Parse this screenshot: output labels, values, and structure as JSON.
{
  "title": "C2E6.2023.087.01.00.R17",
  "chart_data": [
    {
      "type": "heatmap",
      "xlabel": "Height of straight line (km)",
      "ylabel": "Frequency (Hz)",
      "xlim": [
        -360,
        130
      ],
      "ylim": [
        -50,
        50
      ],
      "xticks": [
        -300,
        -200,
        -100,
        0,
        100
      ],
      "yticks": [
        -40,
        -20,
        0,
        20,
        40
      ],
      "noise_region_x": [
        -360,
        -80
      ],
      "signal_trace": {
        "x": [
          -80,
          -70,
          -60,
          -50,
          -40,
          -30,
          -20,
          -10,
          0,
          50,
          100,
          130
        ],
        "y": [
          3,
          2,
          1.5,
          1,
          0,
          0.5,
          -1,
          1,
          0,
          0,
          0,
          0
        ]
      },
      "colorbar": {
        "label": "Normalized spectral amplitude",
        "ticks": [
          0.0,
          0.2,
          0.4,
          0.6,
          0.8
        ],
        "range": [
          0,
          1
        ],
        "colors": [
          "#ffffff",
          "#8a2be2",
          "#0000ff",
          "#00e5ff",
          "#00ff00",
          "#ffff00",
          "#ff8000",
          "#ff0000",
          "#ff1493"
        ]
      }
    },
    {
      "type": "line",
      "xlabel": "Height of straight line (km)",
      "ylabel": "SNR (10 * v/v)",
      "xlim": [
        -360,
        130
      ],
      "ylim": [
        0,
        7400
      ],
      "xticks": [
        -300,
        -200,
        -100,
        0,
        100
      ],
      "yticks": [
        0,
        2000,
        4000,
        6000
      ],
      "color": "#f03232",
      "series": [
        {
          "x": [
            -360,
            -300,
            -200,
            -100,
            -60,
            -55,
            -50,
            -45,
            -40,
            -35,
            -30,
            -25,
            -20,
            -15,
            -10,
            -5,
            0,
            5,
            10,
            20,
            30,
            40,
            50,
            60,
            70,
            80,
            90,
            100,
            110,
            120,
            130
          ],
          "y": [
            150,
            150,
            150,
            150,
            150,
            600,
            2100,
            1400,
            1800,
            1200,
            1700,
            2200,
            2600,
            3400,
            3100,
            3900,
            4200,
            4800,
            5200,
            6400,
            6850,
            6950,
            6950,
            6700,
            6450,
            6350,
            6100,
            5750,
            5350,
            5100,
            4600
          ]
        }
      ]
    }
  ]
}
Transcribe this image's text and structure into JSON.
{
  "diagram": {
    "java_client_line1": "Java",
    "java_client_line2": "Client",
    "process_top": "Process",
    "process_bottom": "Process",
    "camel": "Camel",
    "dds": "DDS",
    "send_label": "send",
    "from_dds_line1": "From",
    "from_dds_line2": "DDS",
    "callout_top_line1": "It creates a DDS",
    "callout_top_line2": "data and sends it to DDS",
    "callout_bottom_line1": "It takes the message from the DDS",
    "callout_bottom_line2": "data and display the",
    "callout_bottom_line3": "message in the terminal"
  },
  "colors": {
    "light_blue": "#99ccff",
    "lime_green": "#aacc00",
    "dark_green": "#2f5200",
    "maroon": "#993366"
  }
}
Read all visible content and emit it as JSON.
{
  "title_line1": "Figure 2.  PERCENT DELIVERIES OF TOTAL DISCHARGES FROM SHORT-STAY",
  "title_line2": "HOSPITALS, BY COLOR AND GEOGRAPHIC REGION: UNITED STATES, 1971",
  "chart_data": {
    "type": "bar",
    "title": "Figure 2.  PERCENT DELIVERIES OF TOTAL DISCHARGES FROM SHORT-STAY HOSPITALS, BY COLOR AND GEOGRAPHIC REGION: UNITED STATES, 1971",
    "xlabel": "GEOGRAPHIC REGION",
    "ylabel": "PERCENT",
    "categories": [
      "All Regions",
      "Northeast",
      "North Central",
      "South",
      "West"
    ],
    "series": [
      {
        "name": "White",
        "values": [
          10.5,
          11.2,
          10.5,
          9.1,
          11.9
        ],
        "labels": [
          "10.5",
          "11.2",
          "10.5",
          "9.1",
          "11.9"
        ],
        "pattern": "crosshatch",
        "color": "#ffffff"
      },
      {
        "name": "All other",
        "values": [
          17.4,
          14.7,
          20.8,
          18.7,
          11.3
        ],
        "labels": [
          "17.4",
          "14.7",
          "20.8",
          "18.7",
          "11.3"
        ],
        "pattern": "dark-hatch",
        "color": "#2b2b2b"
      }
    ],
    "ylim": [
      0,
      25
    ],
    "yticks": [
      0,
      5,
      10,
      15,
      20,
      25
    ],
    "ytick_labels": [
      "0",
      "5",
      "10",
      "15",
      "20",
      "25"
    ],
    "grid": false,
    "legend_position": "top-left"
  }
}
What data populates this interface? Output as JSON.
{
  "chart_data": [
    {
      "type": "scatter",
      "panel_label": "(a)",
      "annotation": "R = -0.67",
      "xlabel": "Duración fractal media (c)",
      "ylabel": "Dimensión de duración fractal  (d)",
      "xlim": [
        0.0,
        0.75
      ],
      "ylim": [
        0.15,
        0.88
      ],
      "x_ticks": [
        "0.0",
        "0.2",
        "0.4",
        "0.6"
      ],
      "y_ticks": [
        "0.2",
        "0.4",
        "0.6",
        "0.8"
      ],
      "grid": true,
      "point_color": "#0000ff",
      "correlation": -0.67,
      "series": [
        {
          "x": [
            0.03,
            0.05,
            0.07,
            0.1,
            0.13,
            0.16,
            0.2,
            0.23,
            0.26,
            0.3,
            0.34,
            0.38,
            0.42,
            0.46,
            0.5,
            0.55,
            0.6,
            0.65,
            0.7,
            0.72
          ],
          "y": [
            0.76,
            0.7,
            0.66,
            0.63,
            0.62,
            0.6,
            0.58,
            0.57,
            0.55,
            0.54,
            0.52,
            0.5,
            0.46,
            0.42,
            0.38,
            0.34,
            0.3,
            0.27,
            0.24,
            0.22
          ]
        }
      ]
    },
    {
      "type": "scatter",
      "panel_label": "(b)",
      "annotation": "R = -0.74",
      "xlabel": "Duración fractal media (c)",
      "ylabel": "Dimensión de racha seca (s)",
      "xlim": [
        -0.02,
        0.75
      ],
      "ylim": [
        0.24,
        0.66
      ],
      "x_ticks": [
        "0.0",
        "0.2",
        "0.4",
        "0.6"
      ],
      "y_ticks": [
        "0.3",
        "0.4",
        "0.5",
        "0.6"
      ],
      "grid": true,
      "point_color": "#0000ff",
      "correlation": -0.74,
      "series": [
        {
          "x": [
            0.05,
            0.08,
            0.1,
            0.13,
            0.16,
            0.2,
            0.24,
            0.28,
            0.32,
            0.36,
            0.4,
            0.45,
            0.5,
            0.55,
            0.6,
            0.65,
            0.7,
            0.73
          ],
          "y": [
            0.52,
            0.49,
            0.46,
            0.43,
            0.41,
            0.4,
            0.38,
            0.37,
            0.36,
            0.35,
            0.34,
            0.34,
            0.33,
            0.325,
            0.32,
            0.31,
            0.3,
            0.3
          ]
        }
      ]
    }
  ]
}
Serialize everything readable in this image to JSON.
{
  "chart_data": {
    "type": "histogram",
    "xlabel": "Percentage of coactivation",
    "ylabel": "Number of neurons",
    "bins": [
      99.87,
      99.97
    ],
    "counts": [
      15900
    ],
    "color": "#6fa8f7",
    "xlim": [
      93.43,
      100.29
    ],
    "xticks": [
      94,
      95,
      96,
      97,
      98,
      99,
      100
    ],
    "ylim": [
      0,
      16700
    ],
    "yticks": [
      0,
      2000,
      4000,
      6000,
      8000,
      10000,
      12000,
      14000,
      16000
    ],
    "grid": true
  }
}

## What you need to do
Word for word, write out all of the data above.

## Problem solution
Parse this screenshot: output labels, values, and structure as JSON.
{
  "title": "C2E6.2023.087.01.00.R17",
  "chart_data": [
    {
      "type": "heatmap",
      "xlabel": "Height of straight line (km)",
      "ylabel": "Frequency (Hz)",
      "xlim": [
        -360,
        130
      ],
      "ylim": [
        -50,
        50
      ],
      "xticks": [
        -300,
        -200,
        -100,
        0,
        100
      ],
      "yticks": [
        -40,
        -20,
        0,
        20,
        40
      ],
      "noise_region_x": [
        -360,
        -80
      ],
      "signal_trace": {
        "x": [
          -80,
          -70,
          -60,
          -50,
          -40,
          -30,
          -20,
          -10,
          0,
          50,
          100,
          130
        ],
        "y": [
          3,
          2,
          1.5,
          1,
          0,
          0.5,
          -1,
          1,
          0,
          0,
          0,
          0
        ]
      },
      "colorbar": {
        "label": "Normalized spectral amplitude",
        "ticks": [
          0.0,
          0.2,
          0.4,
          0.6,
          0.8
        ],
        "range": [
          0,
          1
        ],
        "colors": [
          "#ffffff",
          "#8a2be2",
          "#0000ff",
          "#00e5ff",
          "#00ff00",
          "#ffff00",
          "#ff8000",
          "#ff0000",
          "#ff1493"
        ]
      }
    },
    {
      "type": "line",
      "xlabel": "Height of straight line (km)",
      "ylabel": "SNR (10 * v/v)",
      "xlim": [
        -360,
        130
      ],
      "ylim": [
        0,
        7400
      ],
      "xticks": [
        -300,
        -200,
        -100,
        0,
        100
      ],
      "yticks": [
        0,
        2000,
        4000,
        6000
      ],
      "color": "#f03232",
      "series": [
        {
          "x": [
            -360,
            -300,
            -200,
            -100,
            -60,
            -55,
            -50,
            -45,
            -40,
            -35,
            -30,
            -25,
            -20,
            -15,
            -10,
            -5,
            0,
            5,
            10,
            20,
            30,
            40,
            50,
            60,
            70,
            80,
            90,
            100,
            110,
            120,
            130
          ],
          "y": [
            150,
            150,
            150,
            150,
            150,
            600,
            2100,
            1400,
            1800,
            1200,
            1700,
            2200,
            2600,
            3400,
            3100,
            3900,
            4200,
            4800,
            5200,
            6400,
            6850,
            6950,
            6950,
            6700,
            6450,
            6350,
            6100,
            5750,
            5350,
            5100,
            4600
          ]
        }
      ]
    }
  ]
}
Transcribe this image's text and structure into JSON.
{
  "diagram": {
    "java_client_line1": "Java",
    "java_client_line2": "Client",
    "process_top": "Process",
    "process_bottom": "Process",
    "camel": "Camel",
    "dds": "DDS",
    "send_label": "send",
    "from_dds_line1": "From",
    "from_dds_line2": "DDS",
    "callout_top_line1": "It creates a DDS",
    "callout_top_line2": "data and sends it to DDS",
    "callout_bottom_line1": "It takes the message from the DDS",
    "callout_bottom_line2": "data and display the",
    "callout_bottom_line3": "message in the terminal"
  },
  "colors": {
    "light_blue": "#99ccff",
    "lime_green": "#aacc00",
    "dark_green": "#2f5200",
    "maroon": "#993366"
  }
}
Read all visible content and emit it as JSON.
{
  "title_line1": "Figure 2.  PERCENT DELIVERIES OF TOTAL DISCHARGES FROM SHORT-STAY",
  "title_line2": "HOSPITALS, BY COLOR AND GEOGRAPHIC REGION: UNITED STATES, 1971",
  "chart_data": {
    "type": "bar",
    "title": "Figure 2.  PERCENT DELIVERIES OF TOTAL DISCHARGES FROM SHORT-STAY HOSPITALS, BY COLOR AND GEOGRAPHIC REGION: UNITED STATES, 1971",
    "xlabel": "GEOGRAPHIC REGION",
    "ylabel": "PERCENT",
    "categories": [
      "All Regions",
      "Northeast",
      "North Central",
      "South",
      "West"
    ],
    "series": [
      {
        "name": "White",
        "values": [
          10.5,
          11.2,
          10.5,
          9.1,
          11.9
        ],
        "labels": [
          "10.5",
          "11.2",
          "10.5",
          "9.1",
          "11.9"
        ],
        "pattern": "crosshatch",
        "color": "#ffffff"
      },
      {
        "name": "All other",
        "values": [
          17.4,
          14.7,
          20.8,
          18.7,
          11.3
        ],
        "labels": [
          "17.4",
          "14.7",
          "20.8",
          "18.7",
          "11.3"
        ],
        "pattern": "dark-hatch",
        "color": "#2b2b2b"
      }
    ],
    "ylim": [
      0,
      25
    ],
    "yticks": [
      0,
      5,
      10,
      15,
      20,
      25
    ],
    "ytick_labels": [
      "0",
      "5",
      "10",
      "15",
      "20",
      "25"
    ],
    "grid": false,
    "legend_position": "top-left"
  }
}
What data populates this interface? Output as JSON.
{
  "chart_data": [
    {
      "type": "scatter",
      "panel_label": "(a)",
      "annotation": "R = -0.67",
      "xlabel": "Duración fractal media (c)",
      "ylabel": "Dimensión de duración fractal  (d)",
      "xlim": [
        0.0,
        0.75
      ],
      "ylim": [
        0.15,
        0.88
      ],
      "x_ticks": [
        "0.0",
        "0.2",
        "0.4",
        "0.6"
      ],
      "y_ticks": [
        "0.2",
        "0.4",
        "0.6",
        "0.8"
      ],
      "grid": true,
      "point_color": "#0000ff",
      "correlation": -0.67,
      "series": [
        {
          "x": [
            0.03,
            0.05,
            0.07,
            0.1,
            0.13,
            0.16,
            0.2,
            0.23,
            0.26,
            0.3,
            0.34,
            0.38,
            0.42,
            0.46,
            0.5,
            0.55,
            0.6,
            0.65,
            0.7,
            0.72
          ],
          "y": [
            0.76,
            0.7,
            0.66,
            0.63,
            0.62,
            0.6,
            0.58,
            0.57,
            0.55,
            0.54,
            0.52,
            0.5,
            0.46,
            0.42,
            0.38,
            0.34,
            0.3,
            0.27,
            0.24,
            0.22
          ]
        }
      ]
    },
    {
      "type": "scatter",
      "panel_label": "(b)",
      "annotation": "R = -0.74",
      "xlabel": "Duración fractal media (c)",
      "ylabel": "Dimensión de racha seca (s)",
      "xlim": [
        -0.02,
        0.75
      ],
      "ylim": [
        0.24,
        0.66
      ],
      "x_ticks": [
        "0.0",
        "0.2",
        "0.4",
        "0.6"
      ],
      "y_ticks": [
        "0.3",
        "0.4",
        "0.5",
        "0.6"
      ],
      "grid": true,
      "point_color": "#0000ff",
      "correlation": -0.74,
      "series": [
        {
          "x": [
            0.05,
            0.08,
            0.1,
            0.13,
            0.16,
            0.2,
            0.24,
            0.28,
            0.32,
            0.36,
            0.4,
            0.45,
            0.5,
            0.55,
            0.6,
            0.65,
            0.7,
            0.73
          ],
          "y": [
            0.52,
            0.49,
            0.46,
            0.43,
            0.41,
            0.4,
            0.38,
            0.37,
            0.36,
            0.35,
            0.34,
            0.34,
            0.33,
            0.325,
            0.32,
            0.31,
            0.3,
            0.3
          ]
        }
      ]
    }
  ]
}
Serialize everything readable in this image to JSON.
{
  "chart_data": {
    "type": "histogram",
    "xlabel": "Percentage of coactivation",
    "ylabel": "Number of neurons",
    "bins": [
      99.87,
      99.97
    ],
    "counts": [
      15900
    ],
    "color": "#6fa8f7",
    "xlim": [
      93.43,
      100.29
    ],
    "xticks": [
      94,
      95,
      96,
      97,
      98,
      99,
      100
    ],
    "ylim": [
      0,
      16700
    ],
    "yticks": [
      0,
      2000,
      4000,
      6000,
      8000,
      10000,
      12000,
      14000,
      16000
    ],
    "grid": true
  }
}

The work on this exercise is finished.